Repeat all of the material below exactly as written, images excluded.
--- START DATA SUPPLIED ---
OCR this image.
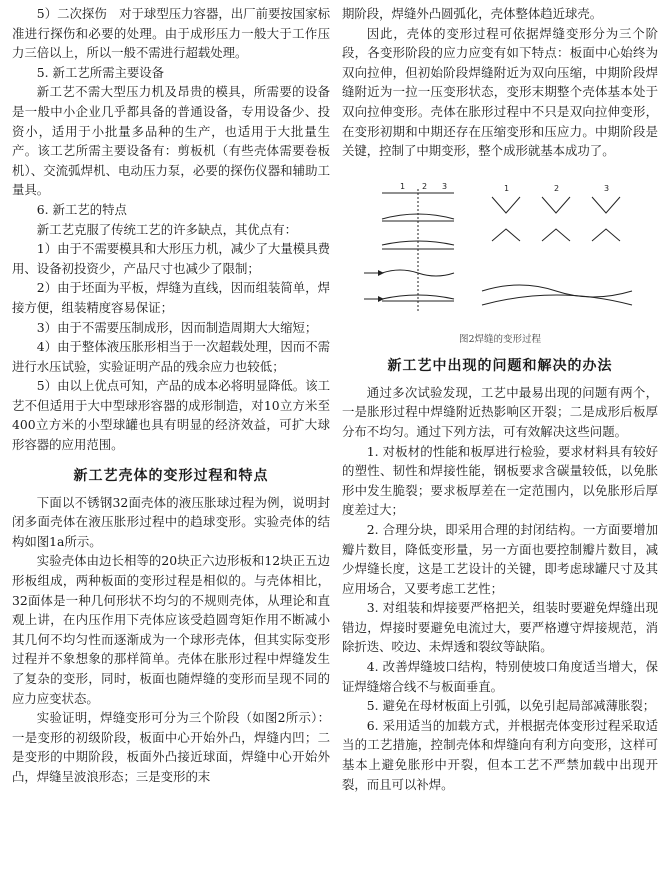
5）二次探伤　对于球型压力容器，出厂前要按国家标准进行探伤和必要的处理。由于成形压力一般大于工作压力三倍以上，所以一般不需进行超载处理。

5. 新工艺所需主要设备

新工艺不需大型压力机及昂贵的模具，所需要的设备是一般中小企业几乎都具备的普通设备，专用设备少、投资小，适用于小批量多品种的生产，也适用于大批量生产。该工艺所需主要设备有：剪板机（有些壳体需要卷板机）、交流弧焊机、电动压力泵，必要的探伤仪器和辅助工量具。

6. 新工艺的特点

新工艺克服了传统工艺的许多缺点，其优点有：

1）由于不需要模具和大形压力机，减少了大量模具费用、设备初投资少，产品尺寸也减少了限制；

2）由于坯面为平板，焊缝为直线，因而组装简单，焊接方便，组装精度容易保证；

3）由于不需要压制成形，因而制造周期大大缩短；

4）由于整体液压胀形相当于一次超载处理，因而不需进行水压试验，实验证明产品的残余应力也较低；

5）由以上优点可知，产品的成本必将明显降低。该工艺不但适用于大中型球形容器的成形制造，对10立方米至400立方米的小型球罐也具有明显的经济效益，可扩大球形容器的应用范围。

新工艺壳体的变形过程和特点

下面以不锈钢32面壳体的液压胀球过程为例，说明封闭多面壳体在液压胀形过程中的趋球变形。实验壳体的结构如图1a所示。

实验壳体由边长相等的20块正六边形板和12块正五边形板组成，两种板面的变形过程是相似的。与壳体相比，32面体是一种几何形状不均匀的不规则壳体，从理论和直观上讲，在内压作用下壳体应该受趋圆弯矩作用不断减小其几何不均匀性而逐渐成为一个球形壳体，但其实际变形过程并不象想象的那样简单。壳体在胀形过程中焊缝发生了复杂的变形，同时，板面也随焊缝的变形而呈现不同的应力应变状态。

实验证明，焊缝变形可分为三个阶段（如图2所示）：一是变形的初级阶段，板面中心开始外凸，焊缝内凹；二是变形的中期阶段，板面外凸接近球面，焊缝中心开始外凸，焊缝呈波浪形态；三是变形的末

期阶段，焊缝外凸圆弧化，壳体整体趋近球壳。

因此，壳体的变形过程可依据焊缝变形分为三个阶段，各变形阶段的应力应变有如下特点：板面中心始终为双向拉伸，但初始阶段焊缝附近为双向压缩，中期阶段焊缝附近为一拉一压变形状态，变形末期整个壳体基本处于双向拉伸变形。壳体在胀形过程中不只是双向拉伸变形，在变形初期和中期还存在压缩变形和压应力。中期阶段是关键，控制了中期变形，整个成形就基本成功了。

1 2 3	1	2	3
图2焊缝的变形过程
新工艺中出现的问题和解决的办法

通过多次试验发现，工艺中最易出现的问题有两个，一是胀形过程中焊缝附近热影响区开裂；二是成形后板厚分布不均匀。通过下列方法，可有效解决这些问题。

1. 对板材的性能和板厚进行检验，要求材料具有较好的塑性、韧性和焊接性能，钢板要求含碳量较低，以免胀形中发生脆裂；要求板厚差在一定范围内，以免胀形后厚度差过大；

2. 合理分块，即采用合理的封闭结构。一方面要增加瓣片数目，降低变形量，另一方面也要控制瓣片数目，减少焊缝长度，这是工艺设计的关键，即考虑球罐尺寸及其应用场合，又要考虑工艺性；

3. 对组装和焊接要严格把关，组装时要避免焊缝出现错边，焊接时要避免电流过大，要严格遵守焊接规范，消除折迭、咬边、未焊透和裂纹等缺陷。

4. 改善焊缝坡口结构，特别使坡口角度适当增大，保证焊缝熔合线不与板面垂直。

5. 避免在母材板面上引弧，以免引起局部减薄胀裂；

6. 采用适当的加载方式，并根据壳体变形过程采取适当的工艺措施，控制壳体和焊缝向有利方向变形，这样可基本上避免胀形中开裂，但本工艺不严禁加载中出现开裂，而且可以补焊。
--- END DATA SUPPLIED ---
_SOLVED EXERCISE_
OCR this image.
5）二次探伤　对于球型压力容器，出厂前要按国家标准进行探伤和必要的处理。由于成形压力一般大于工作压力三倍以上，所以一般不需进行超载处理。

5. 新工艺所需主要设备

新工艺不需大型压力机及昂贵的模具，所需要的设备是一般中小企业几乎都具备的普通设备，专用设备少、投资小，适用于小批量多品种的生产，也适用于大批量生产。该工艺所需主要设备有：剪板机（有些壳体需要卷板机）、交流弧焊机、电动压力泵，必要的探伤仪器和辅助工量具。

6. 新工艺的特点

新工艺克服了传统工艺的许多缺点，其优点有：

1）由于不需要模具和大形压力机，减少了大量模具费用、设备初投资少，产品尺寸也减少了限制；

2）由于坯面为平板，焊缝为直线，因而组装简单，焊接方便，组装精度容易保证；

3）由于不需要压制成形，因而制造周期大大缩短；

4）由于整体液压胀形相当于一次超载处理，因而不需进行水压试验，实验证明产品的残余应力也较低；

5）由以上优点可知，产品的成本必将明显降低。该工艺不但适用于大中型球形容器的成形制造，对10立方米至400立方米的小型球罐也具有明显的经济效益，可扩大球形容器的应用范围。

新工艺壳体的变形过程和特点

下面以不锈钢32面壳体的液压胀球过程为例，说明封闭多面壳体在液压胀形过程中的趋球变形。实验壳体的结构如图1a所示。

实验壳体由边长相等的20块正六边形板和12块正五边形板组成，两种板面的变形过程是相似的。与壳体相比，32面体是一种几何形状不均匀的不规则壳体，从理论和直观上讲，在内压作用下壳体应该受趋圆弯矩作用不断减小其几何不均匀性而逐渐成为一个球形壳体，但其实际变形过程并不象想象的那样简单。壳体在胀形过程中焊缝发生了复杂的变形，同时，板面也随焊缝的变形而呈现不同的应力应变状态。

实验证明，焊缝变形可分为三个阶段（如图2所示）：一是变形的初级阶段，板面中心开始外凸，焊缝内凹；二是变形的中期阶段，板面外凸接近球面，焊缝中心开始外凸，焊缝呈波浪形态；三是变形的末

期阶段，焊缝外凸圆弧化，壳体整体趋近球壳。

因此，壳体的变形过程可依据焊缝变形分为三个阶段，各变形阶段的应力应变有如下特点：板面中心始终为双向拉伸，但初始阶段焊缝附近为双向压缩，中期阶段焊缝附近为一拉一压变形状态，变形末期整个壳体基本处于双向拉伸变形。壳体在胀形过程中不只是双向拉伸变形，在变形初期和中期还存在压缩变形和压应力。中期阶段是关键，控制了中期变形，整个成形就基本成功了。

1 2 3	1	2	3
图2焊缝的变形过程
新工艺中出现的问题和解决的办法

通过多次试验发现，工艺中最易出现的问题有两个，一是胀形过程中焊缝附近热影响区开裂；二是成形后板厚分布不均匀。通过下列方法，可有效解决这些问题。

1. 对板材的性能和板厚进行检验，要求材料具有较好的塑性、韧性和焊接性能，钢板要求含碳量较低，以免胀形中发生脆裂；要求板厚差在一定范围内，以免胀形后厚度差过大；

2. 合理分块，即采用合理的封闭结构。一方面要增加瓣片数目，降低变形量，另一方面也要控制瓣片数目，减少焊缝长度，这是工艺设计的关键，即考虑球罐尺寸及其应用场合，又要考虑工艺性；

3. 对组装和焊接要严格把关，组装时要避免焊缝出现错边，焊接时要避免电流过大，要严格遵守焊接规范，消除折迭、咬边、未焊透和裂纹等缺陷。

4. 改善焊缝坡口结构，特别使坡口角度适当增大，保证焊缝熔合线不与板面垂直。

5. 避免在母材板面上引弧，以免引起局部减薄胀裂；

6. 采用适当的加载方式，并根据壳体变形过程采取适当的工艺措施，控制壳体和焊缝向有利方向变形，这样可基本上避免胀形中开裂，但本工艺不严禁加载中出现开裂，而且可以补焊。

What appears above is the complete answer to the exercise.